SELECTED EXTRACT:
+ + + + +

Long-read

Why the war poets matter

Too many now view them as upper-class, unrepresentative snobs. They are much more than that.

James Heartfield

Topics Books Culture

Almost exactly a hundred years ago, Wilfred Owen, a schoolteacher and second lieutenant in the Manchester Regiment during the First World War, was killed during an attack on German positions near the village of Joncourt, in northern France. Owen was awarded the Military Cross – posthumously – but he is best known for his anti-war poems, ‘Dulce et Decorum Est’, ‘Anthem for Doomed Youth’ and ‘Strange Meeting’.

The poems are very strong, and, along with the work of Owen’s friend Siegfried Sassoon, also a poet and a captain in the Royal Welsh Fusiliers, and other works by Ivor Gurney and Robert Graves, they added up to a harsh condemnation of war and the propaganda of war. The ‘war poets’, as this group are now routinely known, have become a staple of English literature that most schoolchildren in Britain will study, and not a few abroad.

+ + + + +

ROWS:
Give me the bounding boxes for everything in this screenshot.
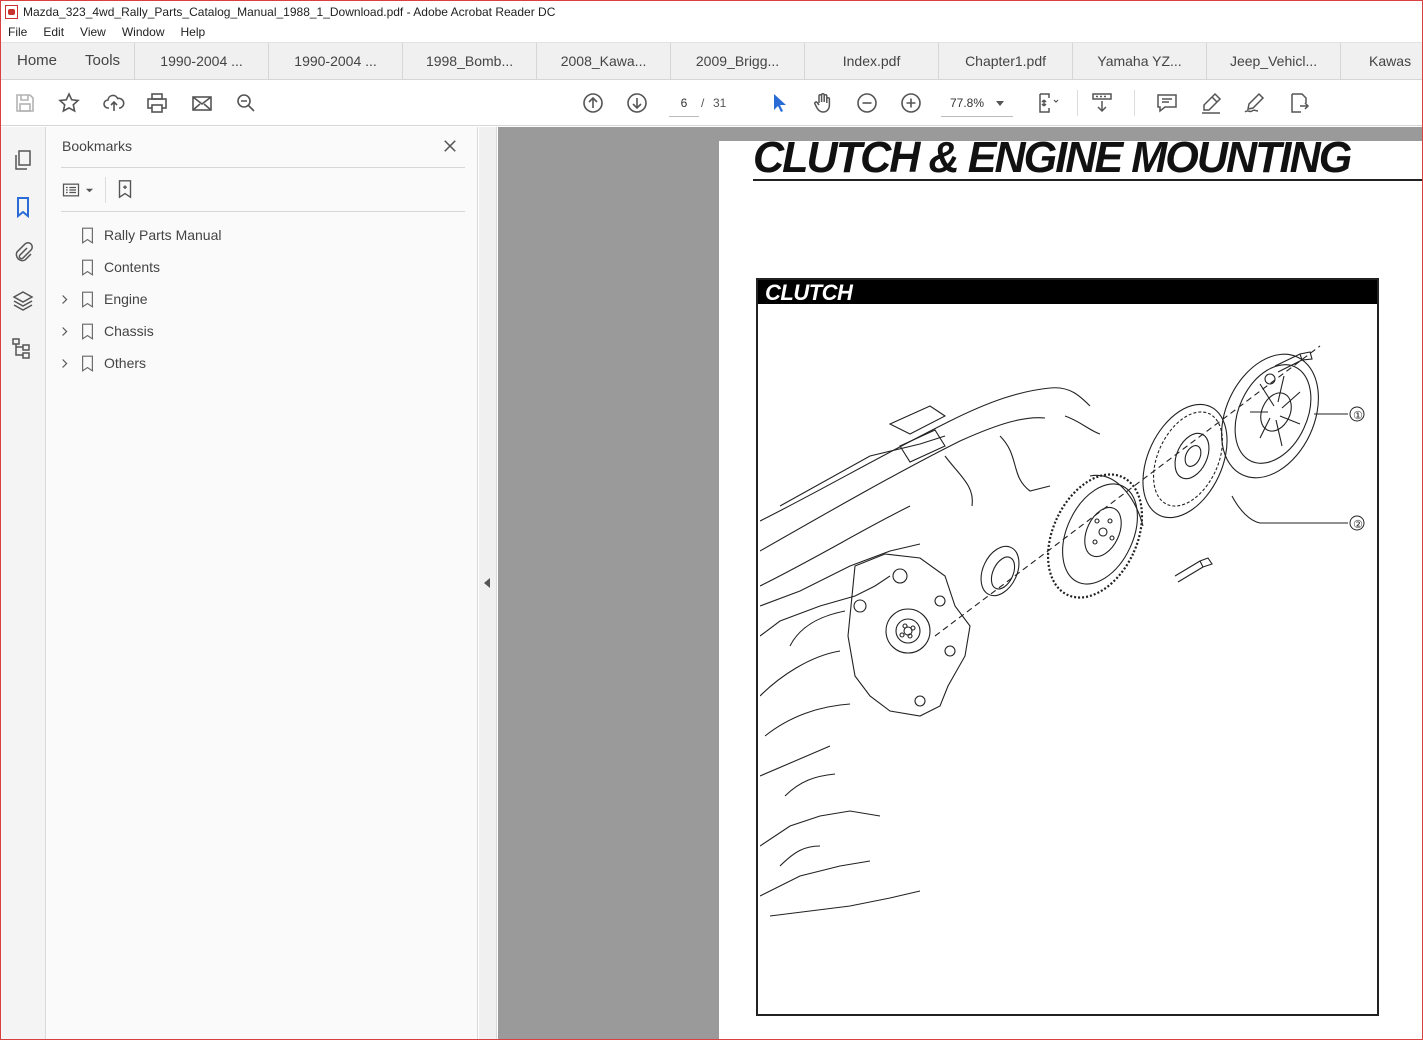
section-title: CLUTCH [765, 280, 853, 305]
collapse-arrow-icon[interactable] [484, 578, 490, 588]
close-icon[interactable] [439, 135, 461, 157]
bookmark-label: Rally Parts Manual [104, 227, 222, 243]
bookmark-options-button[interactable] [61, 179, 97, 201]
upload-icon[interactable] [102, 91, 126, 115]
chevron-down-icon [996, 101, 1004, 106]
pages-icon[interactable] [11, 148, 35, 172]
zoom-level-select[interactable]: 77.8% [941, 91, 1013, 117]
page-separator: / [701, 96, 705, 110]
panel-title: Bookmarks [62, 138, 133, 154]
menu-view[interactable]: View [80, 25, 106, 39]
panel-divider [61, 167, 465, 168]
bookmark-icon [78, 291, 96, 308]
search-zoom-icon[interactable] [234, 91, 258, 115]
bookmark-icon[interactable] [11, 195, 35, 219]
heading-rule [753, 179, 1422, 181]
attachment-icon[interactable] [11, 241, 35, 265]
doc-tab[interactable]: 1990-2004 ... [269, 43, 404, 79]
panel-splitter[interactable] [479, 127, 497, 1039]
bookmark-icon [78, 323, 96, 340]
bookmark-item[interactable]: Contents [46, 253, 466, 281]
tab-bar: Home Tools 1990-2004 ... 1990-2004 ... 1… [1, 43, 1422, 80]
menu-bar: File Edit View Window Help [1, 22, 1422, 43]
share-icon[interactable] [1287, 91, 1311, 115]
clutch-exploded-diagram: ① ② [760, 345, 1365, 917]
page-up-icon[interactable] [581, 91, 605, 115]
page-total: 31 [713, 96, 727, 110]
mail-icon[interactable] [190, 91, 214, 115]
bookmark-item[interactable]: Engine [46, 285, 466, 313]
new-bookmark-icon[interactable] [113, 177, 137, 201]
sign-icon[interactable] [1242, 91, 1266, 115]
navigation-rail [1, 127, 46, 1039]
clutch-figure-box: CLUTCH ① ② [756, 278, 1379, 1016]
scroll-mode-icon[interactable] [1090, 91, 1114, 115]
bookmark-label: Others [104, 355, 147, 371]
window-title: Mazda_323_4wd_Rally_Parts_Catalog_Manual… [23, 4, 556, 19]
zoom-level-value: 77.8% [950, 96, 985, 110]
acrobat-logo-icon [5, 4, 18, 19]
doc-tab[interactable]: Jeep_Vehicl... [1207, 43, 1342, 79]
bookmark-label: Contents [104, 259, 161, 275]
zoom-in-icon[interactable] [899, 91, 923, 115]
select-cursor-icon[interactable] [767, 91, 791, 115]
star-icon[interactable] [57, 91, 81, 115]
panel-toolbar-divider [105, 177, 106, 203]
doc-tab[interactable]: Chapter1.pdf [939, 43, 1074, 79]
print-icon[interactable] [145, 91, 169, 115]
layers-icon[interactable] [11, 289, 35, 313]
doc-tab[interactable]: Index.pdf [805, 43, 940, 79]
section-header-bar: CLUTCH [758, 280, 1377, 305]
bookmarks-panel: Bookmarks Rally Parts Manual Contents En… [46, 127, 478, 1039]
callout-2: ② [1353, 518, 1363, 531]
doc-tab[interactable]: Yamaha YZ... [1073, 43, 1208, 79]
bookmark-item[interactable]: Rally Parts Manual [46, 221, 466, 249]
menu-help[interactable]: Help [181, 25, 206, 39]
panel-divider [61, 211, 465, 212]
comment-icon[interactable] [1155, 91, 1179, 115]
chevron-right-icon[interactable] [58, 294, 72, 305]
highlight-icon[interactable] [1199, 91, 1223, 115]
tab-home[interactable]: Home [1, 43, 71, 79]
doc-tab[interactable]: 1990-2004 ... [135, 43, 270, 79]
zoom-out-icon[interactable] [855, 91, 879, 115]
chevron-right-icon[interactable] [58, 326, 72, 337]
menu-window[interactable]: Window [122, 25, 165, 39]
doc-tab[interactable]: 1998_Bomb... [403, 43, 538, 79]
tab-tools[interactable]: Tools [71, 43, 134, 79]
chevron-right-icon[interactable] [58, 358, 72, 369]
bookmark-icon [78, 355, 96, 372]
hand-icon[interactable] [811, 91, 835, 115]
bookmark-icon [78, 227, 96, 244]
toolbar-divider [1077, 90, 1078, 116]
fit-page-icon[interactable] [1035, 91, 1059, 115]
title-bar: Mazda_323_4wd_Rally_Parts_Catalog_Manual… [1, 1, 1422, 22]
pdf-page: CLUTCH & ENGINE MOUNTING CLUTCH ① ② [719, 133, 1422, 1039]
chevron-down-icon [85, 188, 94, 192]
save-icon[interactable] [13, 91, 37, 115]
bookmark-item[interactable]: Others [46, 349, 466, 377]
bookmark-icon [78, 259, 96, 276]
page-number-input[interactable]: 6 [669, 91, 699, 117]
doc-tab[interactable]: 2008_Kawa... [537, 43, 672, 79]
menu-file[interactable]: File [8, 25, 27, 39]
page-down-icon[interactable] [625, 91, 649, 115]
bookmark-item[interactable]: Chassis [46, 317, 466, 345]
menu-edit[interactable]: Edit [43, 25, 64, 39]
bookmark-label: Chassis [104, 323, 154, 339]
bookmark-label: Engine [104, 291, 148, 307]
page-heading: CLUTCH & ENGINE MOUNTING [753, 133, 1352, 182]
document-viewport[interactable]: CLUTCH & ENGINE MOUNTING CLUTCH ① ② [498, 127, 1422, 1039]
app-window: Mazda_323_4wd_Rally_Parts_Catalog_Manual… [0, 0, 1423, 1040]
doc-tab[interactable]: 2009_Brigg... [671, 43, 806, 79]
tags-icon[interactable] [11, 336, 35, 360]
options-list-icon [62, 183, 80, 197]
doc-tab[interactable]: Kawas [1341, 43, 1411, 79]
toolbar-divider [1134, 90, 1135, 116]
callout-1: ① [1353, 409, 1363, 422]
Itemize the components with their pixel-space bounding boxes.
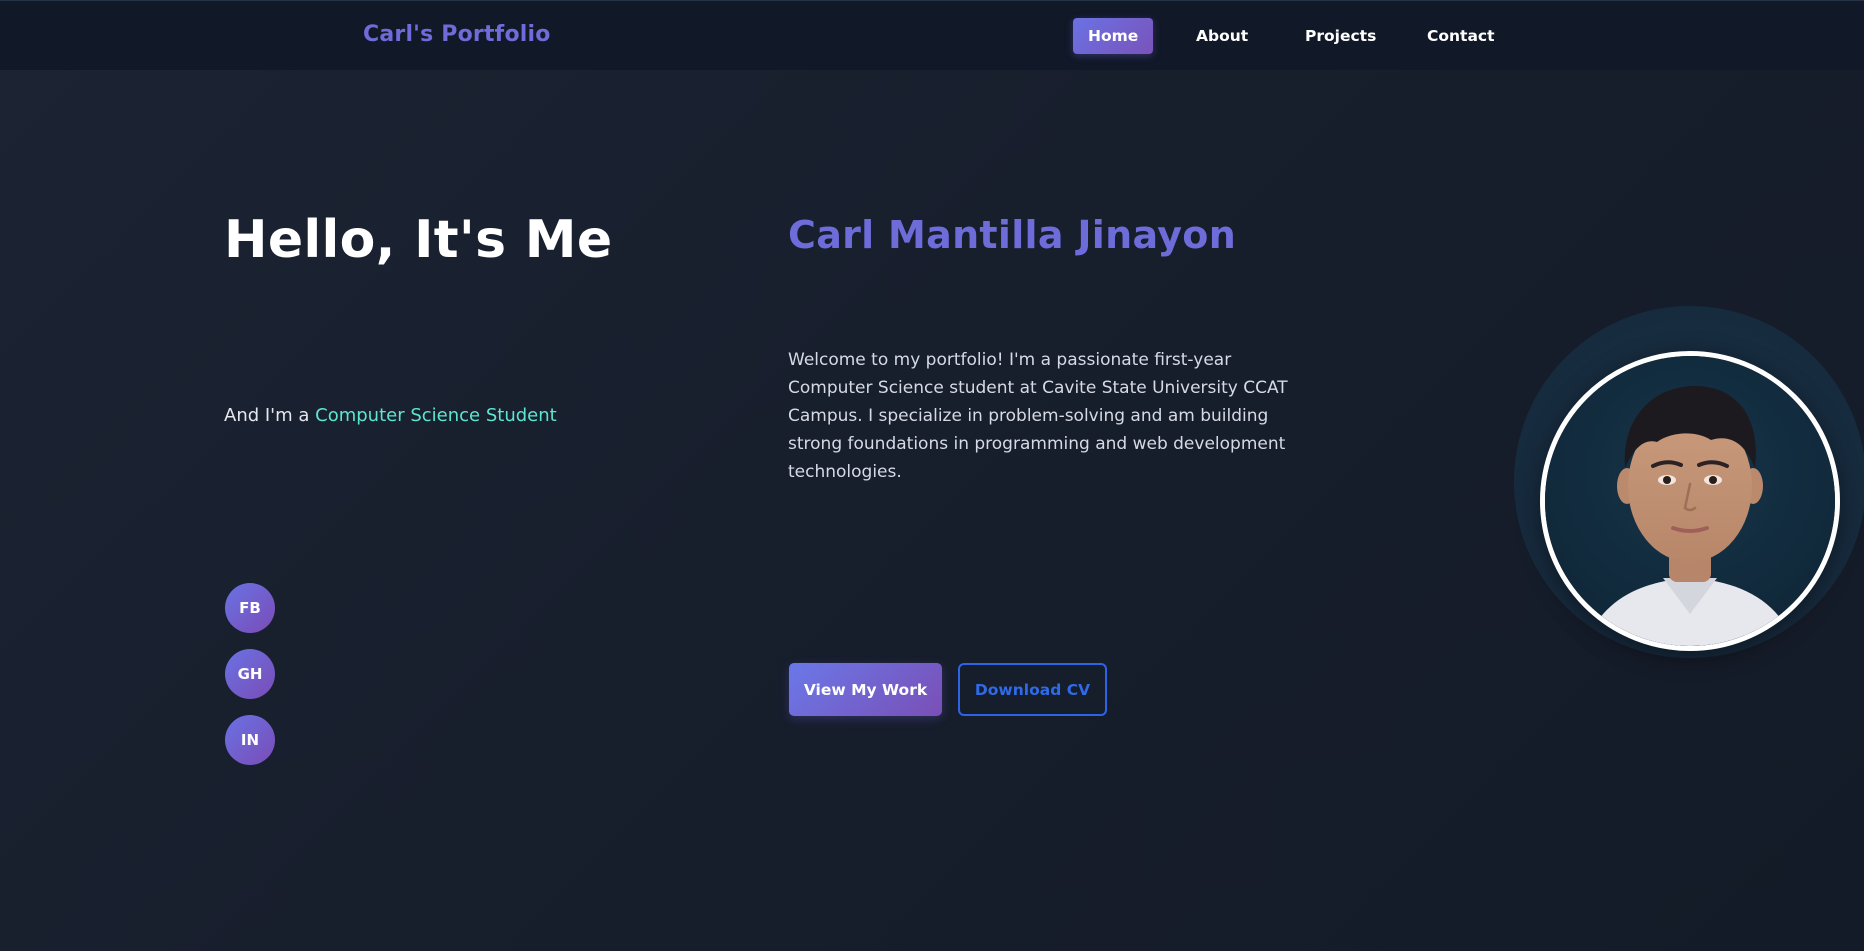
hero-greeting: Hello, It's Me: [224, 210, 613, 270]
navbar: Carl's Portfolio Home About Projects Con…: [0, 0, 1864, 70]
nav-item-home[interactable]: Home: [1073, 18, 1154, 54]
view-my-work-button[interactable]: View My Work: [789, 663, 942, 716]
role-prefix: And I'm a: [224, 405, 316, 426]
linkedin-link[interactable]: IN: [225, 715, 275, 765]
hero-role-line: And I'm a Computer Science Student: [224, 405, 557, 426]
profile-photo: [1540, 351, 1840, 651]
nav-item-about[interactable]: About: [1181, 18, 1263, 54]
facebook-icon: FB: [239, 599, 261, 617]
profile-portrait-illustration: [1545, 356, 1835, 646]
hero-bio: Welcome to my portfolio! I'm a passionat…: [788, 350, 1288, 482]
github-link[interactable]: GH: [225, 649, 275, 699]
github-icon: GH: [237, 665, 263, 683]
facebook-link[interactable]: FB: [225, 583, 275, 633]
nav-item-projects[interactable]: Projects: [1290, 18, 1391, 54]
hero-name: Carl Mantilla Jinayon: [788, 213, 1237, 257]
page: Carl's Portfolio Home About Projects Con…: [0, 0, 1864, 951]
role-highlight: Computer Science Student: [315, 405, 557, 426]
brand-logo[interactable]: Carl's Portfolio: [363, 22, 551, 47]
linkedin-icon: IN: [240, 731, 260, 749]
download-cv-button[interactable]: Download CV: [958, 663, 1107, 716]
nav-item-contact[interactable]: Contact: [1412, 18, 1510, 54]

+ + + + +

WHAT YOU NEED TO DO:
1. Transcribe the part of the war poets article starting with "James Heartfield" and going on through "a few abroad.".
2. Pick up the war poets article after its final sentence and write what comes next.
The entries are separate material and have no connection to the article on the war poets.

RESULTS:
1.
James Heartfield

Topics Books Culture

Almost exactly a hundred years ago, Wilfred Owen, a schoolteacher and second lieutenant in the Manchester Regiment during the First World War, was killed during an attack on German positions near the village of Joncourt, in northern France. Owen was awarded the Military Cross – posthumously – but he is best known for his anti-war poems, ‘Dulce et Decorum Est’, ‘Anthem for Doomed Youth’ and ‘Strange Meeting’.

The poems are very strong, and, along with the work of Owen’s friend Siegfried Sassoon, also a poet and a captain in the Royal Welsh Fusiliers, and other works by Ivor Gurney and Robert Graves, they added up to a harsh condemnation of war and the propaganda of war. The ‘war poets’, as this group are now routinely known, have become a staple of English literature that most schoolchildren in Britain will study, and not a few abroad.

2.
In the classroom, the war poets make for a great lesson. Children learn to step outside of one kind of account, the patriotic one, and then criticise it from the outside. When the class intones ‘the old lie’ ‘Dulce et decorum est pro patria mori’ a shiver runs through them. The Latin phrase is the first line of an ode by Roman poet Horace, meaning ‘it is sweet and glorious to die for one’s country’. The line was used in many patriotic eulogies and sermons and was inscribed on the wall of the chapel of the Royal Military College at Sandhurst.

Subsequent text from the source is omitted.